[Task] Across the entries below, how many lines contain the string "this"? Give only the count.

[Material to process]
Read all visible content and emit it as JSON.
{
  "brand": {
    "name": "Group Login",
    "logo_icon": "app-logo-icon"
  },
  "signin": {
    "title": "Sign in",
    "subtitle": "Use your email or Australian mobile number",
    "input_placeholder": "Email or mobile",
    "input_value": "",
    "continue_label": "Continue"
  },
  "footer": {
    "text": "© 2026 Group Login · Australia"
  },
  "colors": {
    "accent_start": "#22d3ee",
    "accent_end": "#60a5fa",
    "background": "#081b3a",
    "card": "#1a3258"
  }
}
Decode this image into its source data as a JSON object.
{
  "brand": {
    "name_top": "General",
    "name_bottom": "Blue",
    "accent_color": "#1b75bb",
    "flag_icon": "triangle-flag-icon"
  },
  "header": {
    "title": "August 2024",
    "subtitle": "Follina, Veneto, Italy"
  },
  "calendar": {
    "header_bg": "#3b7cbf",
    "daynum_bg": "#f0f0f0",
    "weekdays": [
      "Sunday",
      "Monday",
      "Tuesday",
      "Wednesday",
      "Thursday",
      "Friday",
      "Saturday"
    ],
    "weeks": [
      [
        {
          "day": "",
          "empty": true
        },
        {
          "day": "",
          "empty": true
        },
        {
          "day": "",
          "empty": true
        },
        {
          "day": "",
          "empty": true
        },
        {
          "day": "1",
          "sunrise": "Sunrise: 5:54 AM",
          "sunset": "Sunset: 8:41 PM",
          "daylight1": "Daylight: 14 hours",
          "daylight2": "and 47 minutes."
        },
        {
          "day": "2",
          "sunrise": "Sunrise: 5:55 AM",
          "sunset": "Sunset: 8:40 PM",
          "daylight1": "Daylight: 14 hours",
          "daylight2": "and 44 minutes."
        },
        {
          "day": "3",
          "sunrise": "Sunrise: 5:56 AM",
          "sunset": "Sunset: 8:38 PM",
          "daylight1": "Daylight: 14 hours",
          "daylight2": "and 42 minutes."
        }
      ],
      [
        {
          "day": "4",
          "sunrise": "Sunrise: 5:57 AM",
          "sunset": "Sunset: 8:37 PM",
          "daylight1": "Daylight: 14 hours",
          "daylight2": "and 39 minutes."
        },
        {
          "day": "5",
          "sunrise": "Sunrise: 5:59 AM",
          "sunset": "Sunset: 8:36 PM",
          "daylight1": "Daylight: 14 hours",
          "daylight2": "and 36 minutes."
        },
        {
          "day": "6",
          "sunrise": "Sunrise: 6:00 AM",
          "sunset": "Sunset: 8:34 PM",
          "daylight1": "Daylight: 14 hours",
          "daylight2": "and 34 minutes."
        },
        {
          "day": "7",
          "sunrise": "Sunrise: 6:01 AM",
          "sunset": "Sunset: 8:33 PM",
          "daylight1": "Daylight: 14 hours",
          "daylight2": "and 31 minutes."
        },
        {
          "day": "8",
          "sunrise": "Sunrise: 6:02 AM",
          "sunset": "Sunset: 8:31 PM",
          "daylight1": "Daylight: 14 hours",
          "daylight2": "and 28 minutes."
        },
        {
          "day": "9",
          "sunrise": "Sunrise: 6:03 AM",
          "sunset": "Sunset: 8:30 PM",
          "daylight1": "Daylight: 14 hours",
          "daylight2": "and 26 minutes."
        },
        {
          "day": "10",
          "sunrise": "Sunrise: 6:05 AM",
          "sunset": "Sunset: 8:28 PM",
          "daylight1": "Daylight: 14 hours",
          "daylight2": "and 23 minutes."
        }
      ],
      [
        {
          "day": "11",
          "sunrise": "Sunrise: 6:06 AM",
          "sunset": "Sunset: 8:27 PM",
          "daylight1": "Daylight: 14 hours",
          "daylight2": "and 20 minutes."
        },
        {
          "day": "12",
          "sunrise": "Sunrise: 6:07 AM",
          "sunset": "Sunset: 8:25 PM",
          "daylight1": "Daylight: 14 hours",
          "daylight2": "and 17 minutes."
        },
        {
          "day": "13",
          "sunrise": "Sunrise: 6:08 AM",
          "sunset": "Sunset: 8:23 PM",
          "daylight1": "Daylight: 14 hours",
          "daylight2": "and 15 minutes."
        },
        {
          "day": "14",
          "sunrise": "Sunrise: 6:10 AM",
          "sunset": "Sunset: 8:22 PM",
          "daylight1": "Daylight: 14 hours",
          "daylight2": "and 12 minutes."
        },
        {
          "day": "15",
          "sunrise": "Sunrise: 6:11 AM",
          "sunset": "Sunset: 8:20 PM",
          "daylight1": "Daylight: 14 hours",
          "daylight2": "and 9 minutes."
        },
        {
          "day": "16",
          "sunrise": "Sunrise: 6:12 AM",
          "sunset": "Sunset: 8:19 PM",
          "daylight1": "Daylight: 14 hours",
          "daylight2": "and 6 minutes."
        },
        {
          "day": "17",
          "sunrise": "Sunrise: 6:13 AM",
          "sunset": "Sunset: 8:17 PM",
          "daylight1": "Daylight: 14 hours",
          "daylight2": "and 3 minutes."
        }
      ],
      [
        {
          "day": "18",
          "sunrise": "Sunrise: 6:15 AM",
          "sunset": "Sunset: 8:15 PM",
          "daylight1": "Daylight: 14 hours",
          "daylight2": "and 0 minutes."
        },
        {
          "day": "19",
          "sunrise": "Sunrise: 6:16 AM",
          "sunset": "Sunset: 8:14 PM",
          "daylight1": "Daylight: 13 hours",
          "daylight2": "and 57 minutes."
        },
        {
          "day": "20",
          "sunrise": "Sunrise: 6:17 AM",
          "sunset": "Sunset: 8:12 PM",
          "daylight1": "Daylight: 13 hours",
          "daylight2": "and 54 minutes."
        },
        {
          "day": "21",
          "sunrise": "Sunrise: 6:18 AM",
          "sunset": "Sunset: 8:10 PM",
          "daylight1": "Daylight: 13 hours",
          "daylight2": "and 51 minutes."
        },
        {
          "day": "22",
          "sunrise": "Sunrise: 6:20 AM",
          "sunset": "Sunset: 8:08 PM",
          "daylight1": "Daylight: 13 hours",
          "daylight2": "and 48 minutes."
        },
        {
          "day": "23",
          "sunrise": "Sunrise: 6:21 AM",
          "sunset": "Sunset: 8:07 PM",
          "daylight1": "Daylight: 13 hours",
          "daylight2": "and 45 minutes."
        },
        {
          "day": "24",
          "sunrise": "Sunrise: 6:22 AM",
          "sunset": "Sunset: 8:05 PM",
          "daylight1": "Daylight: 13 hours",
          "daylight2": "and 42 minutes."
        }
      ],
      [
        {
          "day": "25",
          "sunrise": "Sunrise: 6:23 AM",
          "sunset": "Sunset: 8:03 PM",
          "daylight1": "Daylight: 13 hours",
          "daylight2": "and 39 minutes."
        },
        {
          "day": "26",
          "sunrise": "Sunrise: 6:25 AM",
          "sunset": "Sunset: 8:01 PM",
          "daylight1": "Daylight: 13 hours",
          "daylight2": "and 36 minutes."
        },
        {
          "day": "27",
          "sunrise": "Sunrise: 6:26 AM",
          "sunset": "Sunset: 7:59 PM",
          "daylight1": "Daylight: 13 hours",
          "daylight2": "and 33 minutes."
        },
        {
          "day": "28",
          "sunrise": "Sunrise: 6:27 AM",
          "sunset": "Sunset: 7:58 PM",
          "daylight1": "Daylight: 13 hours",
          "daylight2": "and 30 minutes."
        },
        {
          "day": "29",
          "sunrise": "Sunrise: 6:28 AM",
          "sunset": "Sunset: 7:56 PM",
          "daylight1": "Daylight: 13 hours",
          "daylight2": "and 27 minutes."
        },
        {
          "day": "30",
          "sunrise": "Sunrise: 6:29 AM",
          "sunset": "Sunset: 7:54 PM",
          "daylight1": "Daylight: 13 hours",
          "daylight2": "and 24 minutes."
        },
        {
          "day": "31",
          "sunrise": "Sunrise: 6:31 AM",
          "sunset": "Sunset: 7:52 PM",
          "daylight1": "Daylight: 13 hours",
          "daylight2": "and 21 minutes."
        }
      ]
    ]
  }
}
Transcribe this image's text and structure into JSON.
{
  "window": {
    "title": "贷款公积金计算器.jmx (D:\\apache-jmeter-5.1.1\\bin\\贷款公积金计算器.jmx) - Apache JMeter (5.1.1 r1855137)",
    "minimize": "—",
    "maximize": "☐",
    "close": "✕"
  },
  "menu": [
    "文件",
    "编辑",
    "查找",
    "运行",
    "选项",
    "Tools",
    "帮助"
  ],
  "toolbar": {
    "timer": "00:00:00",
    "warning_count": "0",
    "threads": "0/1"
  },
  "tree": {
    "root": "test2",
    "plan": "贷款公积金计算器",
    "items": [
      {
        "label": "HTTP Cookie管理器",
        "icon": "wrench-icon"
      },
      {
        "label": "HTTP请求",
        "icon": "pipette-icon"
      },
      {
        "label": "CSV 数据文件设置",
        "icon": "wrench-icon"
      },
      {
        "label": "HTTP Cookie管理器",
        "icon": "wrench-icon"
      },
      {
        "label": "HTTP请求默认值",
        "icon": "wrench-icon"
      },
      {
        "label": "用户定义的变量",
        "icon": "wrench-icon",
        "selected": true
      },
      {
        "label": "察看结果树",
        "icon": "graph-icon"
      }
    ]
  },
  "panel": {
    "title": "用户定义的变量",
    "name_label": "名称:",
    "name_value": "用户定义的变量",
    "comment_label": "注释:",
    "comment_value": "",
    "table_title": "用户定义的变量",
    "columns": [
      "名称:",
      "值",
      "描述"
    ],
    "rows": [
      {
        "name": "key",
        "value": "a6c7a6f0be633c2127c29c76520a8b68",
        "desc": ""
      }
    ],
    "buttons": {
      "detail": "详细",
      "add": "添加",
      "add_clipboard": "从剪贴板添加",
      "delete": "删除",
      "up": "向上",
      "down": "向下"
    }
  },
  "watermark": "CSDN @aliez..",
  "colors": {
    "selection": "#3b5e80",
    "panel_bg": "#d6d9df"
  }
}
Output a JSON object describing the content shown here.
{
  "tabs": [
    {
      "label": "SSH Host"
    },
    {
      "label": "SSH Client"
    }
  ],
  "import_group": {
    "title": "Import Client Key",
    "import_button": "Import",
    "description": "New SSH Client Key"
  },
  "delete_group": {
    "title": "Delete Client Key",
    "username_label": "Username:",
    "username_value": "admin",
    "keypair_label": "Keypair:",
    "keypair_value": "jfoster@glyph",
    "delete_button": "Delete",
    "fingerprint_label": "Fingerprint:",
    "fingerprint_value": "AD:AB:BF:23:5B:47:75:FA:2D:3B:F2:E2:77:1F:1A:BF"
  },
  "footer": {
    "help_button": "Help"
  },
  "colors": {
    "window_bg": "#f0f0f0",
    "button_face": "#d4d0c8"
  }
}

[Correct response] 2